● **What the task requires**:
Reproduce the listing from the line that contains "Patent image size: (912, 1221)." through the line that contains "The internal bubble", with "perspective" changed to "isometric" and nothing else altered.

● **Data excerpts**:
>>>>

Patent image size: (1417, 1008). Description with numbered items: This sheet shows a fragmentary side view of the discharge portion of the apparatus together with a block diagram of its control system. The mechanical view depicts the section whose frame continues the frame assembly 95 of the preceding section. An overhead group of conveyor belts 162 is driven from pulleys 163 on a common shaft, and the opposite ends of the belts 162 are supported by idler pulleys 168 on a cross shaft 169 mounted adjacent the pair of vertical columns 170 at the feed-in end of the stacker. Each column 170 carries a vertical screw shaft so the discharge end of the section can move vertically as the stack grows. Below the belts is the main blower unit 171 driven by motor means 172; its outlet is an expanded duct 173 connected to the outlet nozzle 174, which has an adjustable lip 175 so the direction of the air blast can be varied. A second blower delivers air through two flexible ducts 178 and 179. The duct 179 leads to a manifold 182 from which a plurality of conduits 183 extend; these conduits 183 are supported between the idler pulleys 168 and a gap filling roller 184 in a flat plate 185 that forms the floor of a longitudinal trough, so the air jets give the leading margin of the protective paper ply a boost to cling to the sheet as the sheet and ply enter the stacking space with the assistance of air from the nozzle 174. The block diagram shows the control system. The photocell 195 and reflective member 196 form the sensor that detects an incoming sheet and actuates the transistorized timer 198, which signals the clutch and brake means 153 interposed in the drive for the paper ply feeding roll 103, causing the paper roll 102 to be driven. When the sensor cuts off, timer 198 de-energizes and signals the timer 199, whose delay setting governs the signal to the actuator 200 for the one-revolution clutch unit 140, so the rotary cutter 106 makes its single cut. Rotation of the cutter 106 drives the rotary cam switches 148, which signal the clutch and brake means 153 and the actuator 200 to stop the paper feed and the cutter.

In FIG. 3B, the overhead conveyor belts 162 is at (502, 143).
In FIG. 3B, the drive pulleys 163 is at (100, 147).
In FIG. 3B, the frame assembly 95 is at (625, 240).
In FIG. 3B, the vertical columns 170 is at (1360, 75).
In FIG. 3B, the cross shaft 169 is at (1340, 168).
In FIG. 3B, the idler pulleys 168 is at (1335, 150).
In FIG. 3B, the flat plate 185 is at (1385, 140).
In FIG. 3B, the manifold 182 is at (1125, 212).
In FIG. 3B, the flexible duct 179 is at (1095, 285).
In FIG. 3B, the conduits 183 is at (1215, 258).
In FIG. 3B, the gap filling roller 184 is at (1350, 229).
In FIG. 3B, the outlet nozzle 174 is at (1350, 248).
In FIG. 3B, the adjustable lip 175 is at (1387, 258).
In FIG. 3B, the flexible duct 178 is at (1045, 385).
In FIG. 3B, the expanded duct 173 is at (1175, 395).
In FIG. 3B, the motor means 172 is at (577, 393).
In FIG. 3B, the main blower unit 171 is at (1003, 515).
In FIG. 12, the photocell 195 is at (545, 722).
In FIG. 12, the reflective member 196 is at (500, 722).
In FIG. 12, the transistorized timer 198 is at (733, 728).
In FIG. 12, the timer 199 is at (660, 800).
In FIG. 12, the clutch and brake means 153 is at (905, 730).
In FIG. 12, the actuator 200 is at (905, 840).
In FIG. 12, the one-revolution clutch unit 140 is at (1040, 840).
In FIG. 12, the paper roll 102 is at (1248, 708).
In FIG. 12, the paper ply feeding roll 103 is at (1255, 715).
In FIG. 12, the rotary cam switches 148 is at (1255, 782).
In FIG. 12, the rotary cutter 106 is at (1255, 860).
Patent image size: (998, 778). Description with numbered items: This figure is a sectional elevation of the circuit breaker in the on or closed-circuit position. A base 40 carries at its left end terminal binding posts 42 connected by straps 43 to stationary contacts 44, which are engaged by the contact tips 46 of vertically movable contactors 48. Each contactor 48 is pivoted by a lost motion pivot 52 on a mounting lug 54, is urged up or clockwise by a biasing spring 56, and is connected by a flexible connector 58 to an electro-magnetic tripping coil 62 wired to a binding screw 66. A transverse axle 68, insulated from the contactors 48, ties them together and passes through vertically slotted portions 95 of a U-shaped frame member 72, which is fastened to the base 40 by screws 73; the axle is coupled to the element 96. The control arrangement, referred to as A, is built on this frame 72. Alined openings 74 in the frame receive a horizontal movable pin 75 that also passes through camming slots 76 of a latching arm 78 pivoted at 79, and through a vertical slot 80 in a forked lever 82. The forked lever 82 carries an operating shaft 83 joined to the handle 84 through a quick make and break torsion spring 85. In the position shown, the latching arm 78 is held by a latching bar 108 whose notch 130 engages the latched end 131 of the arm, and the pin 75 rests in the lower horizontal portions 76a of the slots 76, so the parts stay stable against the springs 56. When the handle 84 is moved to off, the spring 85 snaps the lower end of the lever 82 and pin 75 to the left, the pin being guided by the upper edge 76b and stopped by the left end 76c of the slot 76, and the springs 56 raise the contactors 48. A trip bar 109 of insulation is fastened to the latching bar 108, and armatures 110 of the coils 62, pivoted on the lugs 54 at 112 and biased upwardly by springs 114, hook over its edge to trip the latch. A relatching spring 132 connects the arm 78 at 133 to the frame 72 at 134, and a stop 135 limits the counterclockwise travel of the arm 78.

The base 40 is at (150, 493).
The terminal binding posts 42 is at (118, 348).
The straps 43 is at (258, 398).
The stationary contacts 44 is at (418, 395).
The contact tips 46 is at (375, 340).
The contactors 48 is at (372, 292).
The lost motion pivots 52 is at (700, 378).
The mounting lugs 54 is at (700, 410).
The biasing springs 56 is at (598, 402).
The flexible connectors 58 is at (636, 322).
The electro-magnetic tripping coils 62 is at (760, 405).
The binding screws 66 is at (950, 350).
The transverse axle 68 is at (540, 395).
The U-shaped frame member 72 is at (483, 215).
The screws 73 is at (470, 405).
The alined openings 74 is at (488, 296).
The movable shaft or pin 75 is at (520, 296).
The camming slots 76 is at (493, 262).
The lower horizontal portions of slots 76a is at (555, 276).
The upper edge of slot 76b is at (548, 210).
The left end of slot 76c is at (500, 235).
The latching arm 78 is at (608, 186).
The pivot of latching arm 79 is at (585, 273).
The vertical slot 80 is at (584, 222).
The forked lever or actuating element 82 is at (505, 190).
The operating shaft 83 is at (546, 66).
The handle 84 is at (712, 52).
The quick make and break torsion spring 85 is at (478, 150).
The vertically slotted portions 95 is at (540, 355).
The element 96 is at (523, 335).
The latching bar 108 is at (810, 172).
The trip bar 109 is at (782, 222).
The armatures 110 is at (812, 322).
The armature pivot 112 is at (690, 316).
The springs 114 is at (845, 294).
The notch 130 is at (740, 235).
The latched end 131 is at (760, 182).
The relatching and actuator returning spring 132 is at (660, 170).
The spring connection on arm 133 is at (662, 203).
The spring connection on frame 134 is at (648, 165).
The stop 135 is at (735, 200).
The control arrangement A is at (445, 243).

<<<<
>>>>

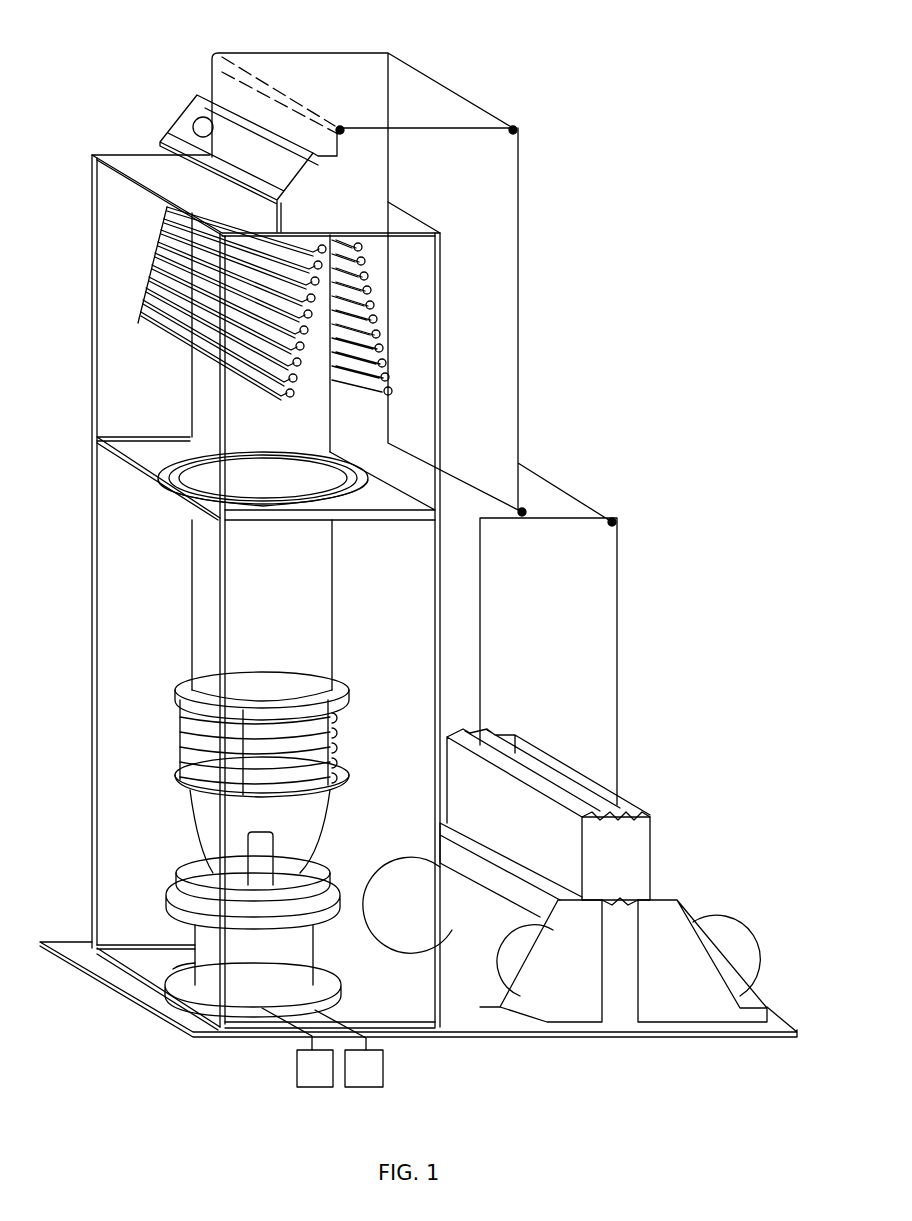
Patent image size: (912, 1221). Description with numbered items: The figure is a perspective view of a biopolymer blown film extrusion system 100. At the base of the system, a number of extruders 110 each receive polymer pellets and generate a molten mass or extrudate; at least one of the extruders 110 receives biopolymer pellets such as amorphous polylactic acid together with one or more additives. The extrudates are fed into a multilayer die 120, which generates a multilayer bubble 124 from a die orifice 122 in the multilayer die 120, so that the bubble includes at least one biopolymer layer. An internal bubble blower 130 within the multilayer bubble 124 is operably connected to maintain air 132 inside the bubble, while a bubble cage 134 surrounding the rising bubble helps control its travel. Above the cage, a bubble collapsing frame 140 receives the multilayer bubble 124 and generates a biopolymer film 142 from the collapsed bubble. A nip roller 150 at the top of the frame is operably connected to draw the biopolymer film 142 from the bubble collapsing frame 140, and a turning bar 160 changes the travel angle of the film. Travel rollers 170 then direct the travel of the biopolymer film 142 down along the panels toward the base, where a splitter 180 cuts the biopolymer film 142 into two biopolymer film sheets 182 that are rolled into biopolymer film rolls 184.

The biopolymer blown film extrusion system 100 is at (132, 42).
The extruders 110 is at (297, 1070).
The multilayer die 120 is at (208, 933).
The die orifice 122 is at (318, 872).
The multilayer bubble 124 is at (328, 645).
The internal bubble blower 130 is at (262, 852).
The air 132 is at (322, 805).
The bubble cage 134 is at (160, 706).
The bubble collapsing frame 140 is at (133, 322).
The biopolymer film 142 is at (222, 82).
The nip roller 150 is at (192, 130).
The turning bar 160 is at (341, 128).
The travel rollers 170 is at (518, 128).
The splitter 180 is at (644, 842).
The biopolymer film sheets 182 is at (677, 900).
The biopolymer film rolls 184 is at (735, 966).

<<<<

● **Result of the task**:
Patent image size: (912, 1221). Description with numbered items: The figure is a isometric view of a biopolymer blown film extrusion system 100. At the base of the system, a number of extruders 110 each receive polymer pellets and generate a molten mass or extrudate; at least one of the extruders 110 receives biopolymer pellets such as amorphous polylactic acid together with one or more additives. The extrudates are fed into a multilayer die 120, which generates a multilayer bubble 124 from a die orifice 122 in the multilayer die 120, so that the bubble includes at least one biopolymer layer. An internal bubble blower 130 within the multilayer bubble 124 is operably connected to maintain air 132 inside the bubble, while a bubble cage 134 surrounding the rising bubble helps control its travel. Above the cage, a bubble collapsing frame 140 receives the multilayer bubble 124 and generates a biopolymer film 142 from the collapsed bubble. A nip roller 150 at the top of the frame is operably connected to draw the biopolymer film 142 from the bubble collapsing frame 140, and a turning bar 160 changes the travel angle of the film. Travel rollers 170 then direct the travel of the biopolymer film 142 down along the panels toward the base, where a splitter 180 cuts the biopolymer film 142 into two biopolymer film sheets 182 that are rolled into biopolymer film rolls 184.

The biopolymer blown film extrusion system 100 is at (132, 42).
The extruders 110 is at (297, 1070).
The multilayer die 120 is at (208, 933).
The die orifice 122 is at (318, 872).
The multilayer bubble 124 is at (328, 645).
The internal bubble blower 130 is at (262, 852).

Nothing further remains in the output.